-- START Records shown --
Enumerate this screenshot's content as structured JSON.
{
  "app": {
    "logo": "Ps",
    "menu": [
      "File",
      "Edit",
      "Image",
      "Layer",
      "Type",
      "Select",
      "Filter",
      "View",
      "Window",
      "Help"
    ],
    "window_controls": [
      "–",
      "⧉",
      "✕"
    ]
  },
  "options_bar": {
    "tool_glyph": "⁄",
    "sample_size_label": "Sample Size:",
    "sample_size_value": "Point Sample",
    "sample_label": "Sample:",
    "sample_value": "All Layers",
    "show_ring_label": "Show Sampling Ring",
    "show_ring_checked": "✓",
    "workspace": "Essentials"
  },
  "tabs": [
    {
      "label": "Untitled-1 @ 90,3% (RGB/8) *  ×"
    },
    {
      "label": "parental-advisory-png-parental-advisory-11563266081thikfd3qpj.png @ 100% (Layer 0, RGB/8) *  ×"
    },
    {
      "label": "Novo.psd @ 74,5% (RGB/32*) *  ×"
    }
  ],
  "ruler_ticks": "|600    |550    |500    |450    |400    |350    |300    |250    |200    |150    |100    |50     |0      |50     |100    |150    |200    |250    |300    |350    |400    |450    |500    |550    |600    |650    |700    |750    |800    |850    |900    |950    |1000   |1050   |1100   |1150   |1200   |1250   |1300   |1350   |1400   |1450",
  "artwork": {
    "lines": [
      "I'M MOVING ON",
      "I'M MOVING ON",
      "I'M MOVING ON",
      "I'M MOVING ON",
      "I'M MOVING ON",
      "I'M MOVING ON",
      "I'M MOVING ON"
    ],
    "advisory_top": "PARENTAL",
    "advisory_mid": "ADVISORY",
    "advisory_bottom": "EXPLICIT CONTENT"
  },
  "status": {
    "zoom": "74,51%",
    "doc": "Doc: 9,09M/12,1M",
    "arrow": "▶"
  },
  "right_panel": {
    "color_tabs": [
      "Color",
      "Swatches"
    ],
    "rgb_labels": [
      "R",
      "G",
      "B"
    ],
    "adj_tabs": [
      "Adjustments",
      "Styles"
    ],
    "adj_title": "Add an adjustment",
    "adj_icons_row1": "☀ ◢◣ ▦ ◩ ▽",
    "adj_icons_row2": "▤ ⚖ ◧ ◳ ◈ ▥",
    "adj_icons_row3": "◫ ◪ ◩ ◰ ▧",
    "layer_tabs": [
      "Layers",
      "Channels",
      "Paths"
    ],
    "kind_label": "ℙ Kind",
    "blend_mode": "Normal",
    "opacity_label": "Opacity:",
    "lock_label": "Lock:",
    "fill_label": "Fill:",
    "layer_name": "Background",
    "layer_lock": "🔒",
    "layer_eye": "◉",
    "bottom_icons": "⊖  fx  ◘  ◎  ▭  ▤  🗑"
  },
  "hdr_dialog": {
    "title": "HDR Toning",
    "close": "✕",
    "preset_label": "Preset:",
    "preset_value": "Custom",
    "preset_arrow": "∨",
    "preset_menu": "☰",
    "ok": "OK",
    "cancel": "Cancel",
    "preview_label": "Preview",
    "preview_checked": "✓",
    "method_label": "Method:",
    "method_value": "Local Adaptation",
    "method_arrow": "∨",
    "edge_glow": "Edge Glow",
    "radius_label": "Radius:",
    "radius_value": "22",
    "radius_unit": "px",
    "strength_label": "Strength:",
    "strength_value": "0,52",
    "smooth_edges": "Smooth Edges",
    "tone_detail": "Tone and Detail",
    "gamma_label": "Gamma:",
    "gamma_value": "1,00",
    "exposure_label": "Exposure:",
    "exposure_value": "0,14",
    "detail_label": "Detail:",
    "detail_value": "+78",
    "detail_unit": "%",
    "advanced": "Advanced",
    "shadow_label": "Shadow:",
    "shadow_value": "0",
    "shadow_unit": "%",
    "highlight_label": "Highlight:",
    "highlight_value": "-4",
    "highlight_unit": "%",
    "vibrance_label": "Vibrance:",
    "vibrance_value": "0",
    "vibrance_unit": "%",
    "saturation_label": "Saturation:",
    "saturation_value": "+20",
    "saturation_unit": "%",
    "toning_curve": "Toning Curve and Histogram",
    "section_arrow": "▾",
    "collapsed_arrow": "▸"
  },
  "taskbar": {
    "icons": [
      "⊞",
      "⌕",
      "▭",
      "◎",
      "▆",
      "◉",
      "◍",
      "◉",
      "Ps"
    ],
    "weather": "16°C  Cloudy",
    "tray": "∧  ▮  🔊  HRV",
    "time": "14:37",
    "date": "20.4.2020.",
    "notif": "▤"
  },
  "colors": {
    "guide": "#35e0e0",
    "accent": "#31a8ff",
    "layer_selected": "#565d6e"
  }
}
-- END Records shown --
What you should do: Copy each entry exactly, with nothing added or dropped.

Response for this exercise:
Enumerate this screenshot's content as structured JSON.
{
  "app": {
    "logo": "Ps",
    "menu": [
      "File",
      "Edit",
      "Image",
      "Layer",
      "Type",
      "Select",
      "Filter",
      "View",
      "Window",
      "Help"
    ],
    "window_controls": [
      "–",
      "⧉",
      "✕"
    ]
  },
  "options_bar": {
    "tool_glyph": "⁄",
    "sample_size_label": "Sample Size:",
    "sample_size_value": "Point Sample",
    "sample_label": "Sample:",
    "sample_value": "All Layers",
    "show_ring_label": "Show Sampling Ring",
    "show_ring_checked": "✓",
    "workspace": "Essentials"
  },
  "tabs": [
    {
      "label": "Untitled-1 @ 90,3% (RGB/8) *  ×"
    },
    {
      "label": "parental-advisory-png-parental-advisory-11563266081thikfd3qpj.png @ 100% (Layer 0, RGB/8) *  ×"
    },
    {
      "label": "Novo.psd @ 74,5% (RGB/32*) *  ×"
    }
  ],
  "ruler_ticks": "|600    |550    |500    |450    |400    |350    |300    |250    |200    |150    |100    |50     |0      |50     |100    |150    |200    |250    |300    |350    |400    |450    |500    |550    |600    |650    |700    |750    |800    |850    |900    |950    |1000   |1050   |1100   |1150   |1200   |1250   |1300   |1350   |1400   |1450",
  "artwork": {
    "lines": [
      "I'M MOVING ON",
      "I'M MOVING ON",
      "I'M MOVING ON",
      "I'M MOVING ON",
      "I'M MOVING ON",
      "I'M MOVING ON",
      "I'M MOVING ON"
    ],
    "advisory_top": "PARENTAL",
    "advisory_mid": "ADVISORY",
    "advisory_bottom": "EXPLICIT CONTENT"
  },
  "status": {
    "zoom": "74,51%",
    "doc": "Doc: 9,09M/12,1M",
    "arrow": "▶"
  },
  "right_panel": {
    "color_tabs": [
      "Color",
      "Swatches"
    ],
    "rgb_labels": [
      "R",
      "G",
      "B"
    ],
    "adj_tabs": [
      "Adjustments",
      "Styles"
    ],
    "adj_title": "Add an adjustment",
    "adj_icons_row1": "☀ ◢◣ ▦ ◩ ▽",
    "adj_icons_row2": "▤ ⚖ ◧ ◳ ◈ ▥",
    "adj_icons_row3": "◫ ◪ ◩ ◰ ▧",
    "layer_tabs": [
      "Layers",
      "Channels",
      "Paths"
    ],
    "kind_label": "ℙ Kind",
    "blend_mode": "Normal",
    "opacity_label": "Opacity:",
    "lock_label": "Lock:",
    "fill_label": "Fill:",
    "layer_name": "Background",
    "layer_lock": "🔒",
    "layer_eye": "◉",
    "bottom_icons": "⊖  fx  ◘  ◎  ▭  ▤  🗑"
  },
  "hdr_dialog": {
    "title": "HDR Toning",
    "close": "✕",
    "preset_label": "Preset:",
    "preset_value": "Custom",
    "preset_arrow": "∨",
    "preset_menu": "☰",
    "ok": "OK",
    "cancel": "Cancel",
    "preview_label": "Preview",
    "preview_checked": "✓",
    "method_label": "Method:",
    "method_value": "Local Adaptation",
    "method_arrow": "∨",
    "edge_glow": "Edge Glow",
    "radius_label": "Radius:",
    "radius_value": "22",
    "radius_unit": "px",
    "strength_label": "Strength:",
    "strength_value": "0,52",
    "smooth_edges": "Smooth Edges",
    "tone_detail": "Tone and Detail",
    "gamma_label": "Gamma:",
    "gamma_value": "1,00",
    "exposure_label": "Exposure:",
    "exposure_value": "0,14",
    "detail_label": "Detail:",
    "detail_value": "+78",
    "detail_unit": "%",
    "advanced": "Advanced",
    "shadow_label": "Shadow:",
    "shadow_value": "0",
    "shadow_unit": "%",
    "highlight_label": "Highlight:",
    "highlight_value": "-4",
    "highlight_unit": "%",
    "vibrance_label": "Vibrance:",
    "vibrance_value": "0",
    "vibrance_unit": "%",
    "saturation_label": "Saturation:",
    "saturation_value": "+20",
    "saturation_unit": "%",
    "toning_curve": "Toning Curve and Histogram",
    "section_arrow": "▾",
    "collapsed_arrow": "▸"
  },
  "taskbar": {
    "icons": [
      "⊞",
      "⌕",
      "▭",
      "◎",
      "▆",
      "◉",
      "◍",
      "◉",
      "Ps"
    ],
    "weather": "16°C  Cloudy",
    "tray": "∧  ▮  🔊  HRV",
    "time": "14:37",
    "date": "20.4.2020.",
    "notif": "▤"
  },
  "colors": {
    "guide": "#35e0e0",
    "accent": "#31a8ff",
    "layer_selected": "#565d6e"
  }
}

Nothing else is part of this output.